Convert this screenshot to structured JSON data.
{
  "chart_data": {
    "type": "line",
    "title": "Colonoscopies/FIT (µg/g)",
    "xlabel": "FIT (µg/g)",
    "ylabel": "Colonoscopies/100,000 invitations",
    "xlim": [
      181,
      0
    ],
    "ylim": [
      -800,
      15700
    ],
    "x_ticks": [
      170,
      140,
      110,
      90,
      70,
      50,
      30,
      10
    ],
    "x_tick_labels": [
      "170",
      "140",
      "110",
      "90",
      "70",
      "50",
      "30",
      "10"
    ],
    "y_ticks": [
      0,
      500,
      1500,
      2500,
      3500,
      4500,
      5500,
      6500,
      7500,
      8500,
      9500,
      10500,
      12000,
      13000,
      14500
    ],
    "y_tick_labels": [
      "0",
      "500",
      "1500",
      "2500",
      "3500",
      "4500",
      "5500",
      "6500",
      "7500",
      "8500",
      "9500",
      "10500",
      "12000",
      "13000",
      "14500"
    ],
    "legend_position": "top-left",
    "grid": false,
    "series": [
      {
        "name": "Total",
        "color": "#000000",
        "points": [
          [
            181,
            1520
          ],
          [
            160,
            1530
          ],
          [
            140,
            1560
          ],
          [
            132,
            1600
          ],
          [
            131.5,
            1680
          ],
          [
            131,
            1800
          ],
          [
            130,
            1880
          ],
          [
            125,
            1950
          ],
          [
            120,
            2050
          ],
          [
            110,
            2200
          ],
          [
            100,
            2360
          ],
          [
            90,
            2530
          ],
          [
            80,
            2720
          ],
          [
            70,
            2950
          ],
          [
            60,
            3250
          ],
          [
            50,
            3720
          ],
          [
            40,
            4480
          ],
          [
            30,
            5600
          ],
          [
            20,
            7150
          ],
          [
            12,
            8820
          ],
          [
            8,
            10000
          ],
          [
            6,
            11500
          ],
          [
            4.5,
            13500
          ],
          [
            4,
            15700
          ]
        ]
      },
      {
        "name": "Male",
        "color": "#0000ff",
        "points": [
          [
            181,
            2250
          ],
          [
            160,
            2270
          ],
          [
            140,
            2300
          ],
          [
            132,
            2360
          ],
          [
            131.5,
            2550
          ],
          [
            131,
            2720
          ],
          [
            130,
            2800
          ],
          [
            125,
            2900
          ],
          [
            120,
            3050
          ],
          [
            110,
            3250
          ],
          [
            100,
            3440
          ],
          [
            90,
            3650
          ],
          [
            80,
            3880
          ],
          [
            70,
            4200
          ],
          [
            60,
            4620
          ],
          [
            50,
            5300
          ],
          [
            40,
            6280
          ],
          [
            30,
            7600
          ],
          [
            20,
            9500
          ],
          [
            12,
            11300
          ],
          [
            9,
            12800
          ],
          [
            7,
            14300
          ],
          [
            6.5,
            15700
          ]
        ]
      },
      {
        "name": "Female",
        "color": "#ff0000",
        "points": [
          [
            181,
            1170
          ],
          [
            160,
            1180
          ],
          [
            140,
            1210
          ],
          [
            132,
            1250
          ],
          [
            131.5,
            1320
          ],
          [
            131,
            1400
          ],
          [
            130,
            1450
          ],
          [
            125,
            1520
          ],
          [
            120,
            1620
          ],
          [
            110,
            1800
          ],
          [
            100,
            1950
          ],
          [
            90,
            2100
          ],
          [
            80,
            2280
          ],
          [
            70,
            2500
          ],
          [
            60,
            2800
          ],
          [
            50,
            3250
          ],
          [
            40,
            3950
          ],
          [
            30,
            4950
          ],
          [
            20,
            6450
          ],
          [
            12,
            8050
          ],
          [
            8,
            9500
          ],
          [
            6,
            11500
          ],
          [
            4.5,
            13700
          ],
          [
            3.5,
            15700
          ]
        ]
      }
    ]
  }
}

::::::::::

### BRIEF
Find every line in the records above that contains the word "Colonoscopies", and copy each one.

### REPLY
    "title": "Colonoscopies/FIT (µg/g)",
    "ylabel": "Colonoscopies/100,000 invitations",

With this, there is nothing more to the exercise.